▸ **Work instructions**:
The entries below need to be written out exactly, with no pictures included.

▸ **Provided material**:
[BEGIN]

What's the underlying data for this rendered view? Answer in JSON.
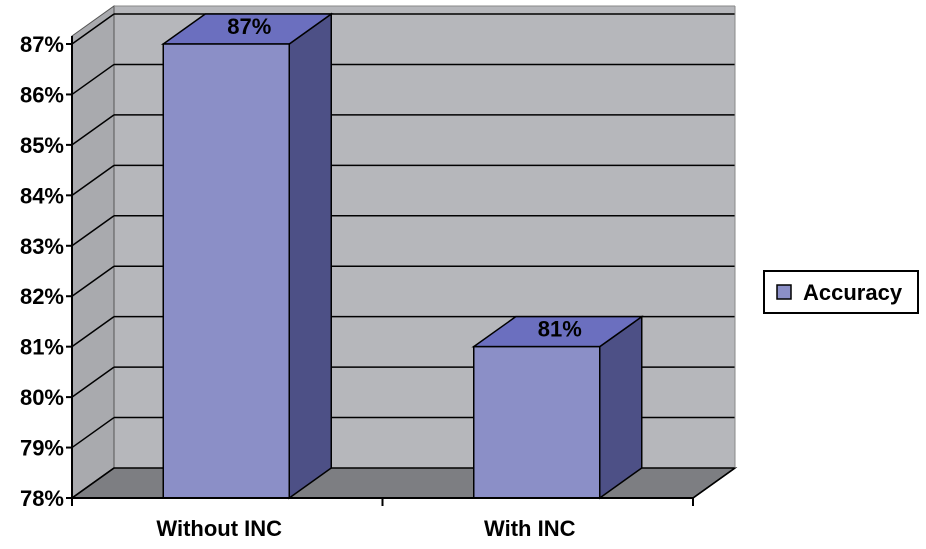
{
  "chart_data": {
    "type": "bar",
    "style": "3d-clustered-column",
    "categories": [
      "Without INC",
      "With INC"
    ],
    "series": [
      {
        "name": "Accuracy",
        "values": [
          87,
          81
        ]
      }
    ],
    "data_labels": [
      "87%",
      "81%"
    ],
    "ylim": [
      78,
      87
    ],
    "yticks": [
      "78%",
      "79%",
      "80%",
      "81%",
      "82%",
      "83%",
      "84%",
      "85%",
      "86%",
      "87%"
    ],
    "grid": true,
    "legend_position": "right",
    "colors": {
      "bar_front": "#8b8fc7",
      "bar_top": "#6b6fbf",
      "bar_side": "#4d5086",
      "wall": "#b6b7bb",
      "side_wall": "#a9aaae",
      "floor": "#7d7e82",
      "gridline": "#000000"
    }
  }
}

[END]

▸ **Answer to this task**:
What's the underlying data for this rendered view? Answer in JSON.
{
  "chart_data": {
    "type": "bar",
    "style": "3d-clustered-column",
    "categories": [
      "Without INC",
      "With INC"
    ],
    "series": [
      {
        "name": "Accuracy",
        "values": [
          87,
          81
        ]
      }
    ],
    "data_labels": [
      "87%",
      "81%"
    ],
    "ylim": [
      78,
      87
    ],
    "yticks": [
      "78%",
      "79%",
      "80%",
      "81%",
      "82%",
      "83%",
      "84%",
      "85%",
      "86%",
      "87%"
    ],
    "grid": true,
    "legend_position": "right",
    "colors": {
      "bar_front": "#8b8fc7",
      "bar_top": "#6b6fbf",
      "bar_side": "#4d5086",
      "wall": "#b6b7bb",
      "side_wall": "#a9aaae",
      "floor": "#7d7e82",
      "gridline": "#000000"
    }
  }
}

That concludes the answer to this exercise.